### ASSIGNMENT
Reproduce the data below exactly as written. Pictures do not belong in the copy.

### GIVEN RECORDS

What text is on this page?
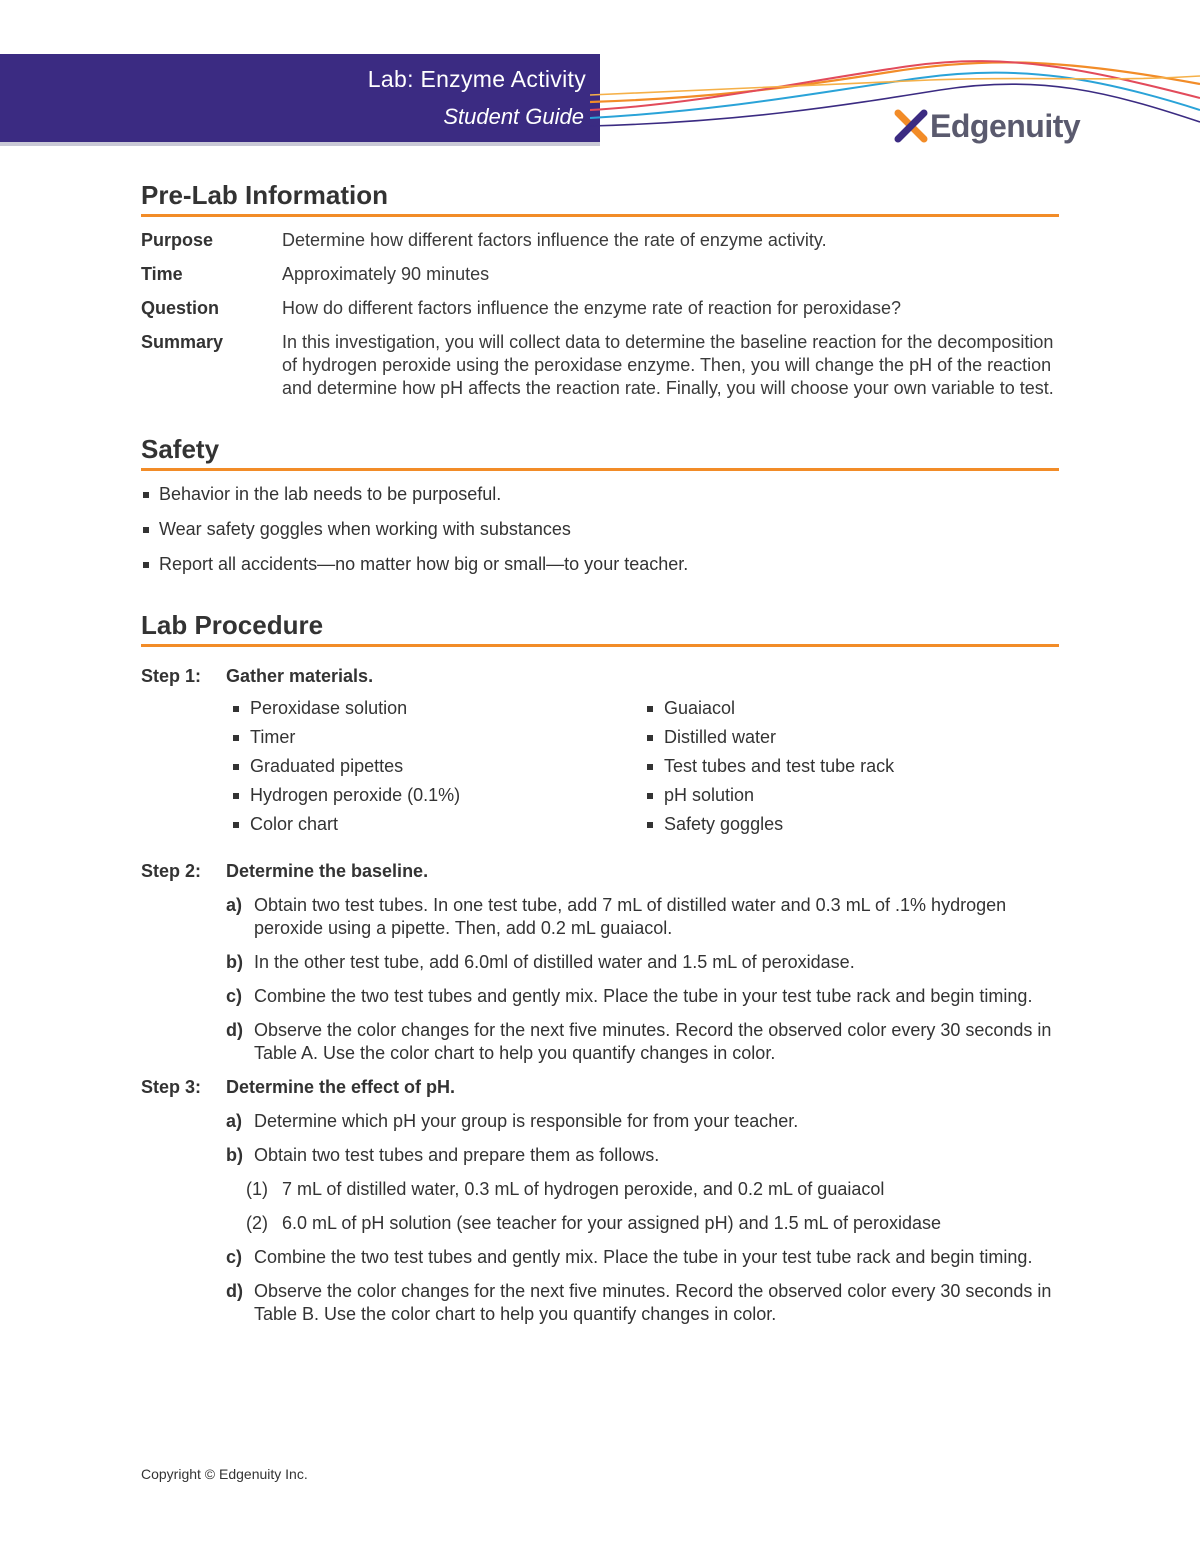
Lab: Enzyme Activity
Student Guide	Edgenuity
Pre-Lab Information
Purpose	Determine how different factors influence the rate of enzyme activity.
Time	Approximately 90 minutes
Question	How do different factors influence the enzyme rate of reaction for peroxidase?
Summary	In this investigation, you will collect data to determine the baseline reaction for the decomposition of hydrogen peroxide using the peroxidase enzyme. Then, you will change the pH of the reaction and determine how pH affects the reaction rate. Finally, you will choose your own variable to test.
Safety
Behavior in the lab needs to be purposeful.
Wear safety goggles when working with substances
Report all accidents—no matter how big or small—to your teacher.
Lab Procedure
Step 1:	Gather materials.
Peroxidase solution
Timer
Graduated pipettes
Hydrogen peroxide (0.1%)
Color chart
Guaiacol
Distilled water
Test tubes and test tube rack
pH solution
Safety goggles
Step 2:	Determine the baseline.
a) Obtain two test tubes. In one test tube, add 7 mL of distilled water and 0.3 mL of .1% hydrogen peroxide using a pipette. Then, add 0.2 mL guaiacol.
b) In the other test tube, add 6.0ml of distilled water and 1.5 mL of peroxidase.
c) Combine the two test tubes and gently mix. Place the tube in your test tube rack and begin timing.
d) Observe the color changes for the next five minutes. Record the observed color every 30 seconds in Table A. Use the color chart to help you quantify changes in color.
Step 3:	Determine the effect of pH.
a) Determine which pH your group is responsible for from your teacher.
b) Obtain two test tubes and prepare them as follows.
(1) 7 mL of distilled water, 0.3 mL of hydrogen peroxide, and 0.2 mL of guaiacol
(2) 6.0 mL of pH solution (see teacher for your assigned pH) and 1.5 mL of peroxidase
c) Combine the two test tubes and gently mix. Place the tube in your test tube rack and begin timing.
d) Observe the color changes for the next five minutes. Record the observed color every 30 seconds in Table B. Use the color chart to help you quantify changes in color.
Copyright © Edgenuity Inc.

### ANSWER SPACE
What text is on this page?
Lab: Enzyme Activity
Student Guide	Edgenuity
Pre-Lab Information
Purpose	Determine how different factors influence the rate of enzyme activity.
Time	Approximately 90 minutes
Question	How do different factors influence the enzyme rate of reaction for peroxidase?
Summary	In this investigation, you will collect data to determine the baseline reaction for the decomposition of hydrogen peroxide using the peroxidase enzyme. Then, you will change the pH of the reaction and determine how pH affects the reaction rate. Finally, you will choose your own variable to test.
Safety
Behavior in the lab needs to be purposeful.
Wear safety goggles when working with substances
Report all accidents—no matter how big or small—to your teacher.
Lab Procedure
Step 1:	Gather materials.
Peroxidase solution
Timer
Graduated pipettes
Hydrogen peroxide (0.1%)
Color chart
Guaiacol
Distilled water
Test tubes and test tube rack
pH solution
Safety goggles
Step 2:	Determine the baseline.
a) Obtain two test tubes. In one test tube, add 7 mL of distilled water and 0.3 mL of .1% hydrogen peroxide using a pipette. Then, add 0.2 mL guaiacol.
b) In the other test tube, add 6.0ml of distilled water and 1.5 mL of peroxidase.
c) Combine the two test tubes and gently mix. Place the tube in your test tube rack and begin timing.
d) Observe the color changes for the next five minutes. Record the observed color every 30 seconds in Table A. Use the color chart to help you quantify changes in color.
Step 3:	Determine the effect of pH.
a) Determine which pH your group is responsible for from your teacher.
b) Obtain two test tubes and prepare them as follows.
(1) 7 mL of distilled water, 0.3 mL of hydrogen peroxide, and 0.2 mL of guaiacol
(2) 6.0 mL of pH solution (see teacher for your assigned pH) and 1.5 mL of peroxidase
c) Combine the two test tubes and gently mix. Place the tube in your test tube rack and begin timing.
d) Observe the color changes for the next five minutes. Record the observed color every 30 seconds in Table B. Use the color chart to help you quantify changes in color.
Copyright © Edgenuity Inc.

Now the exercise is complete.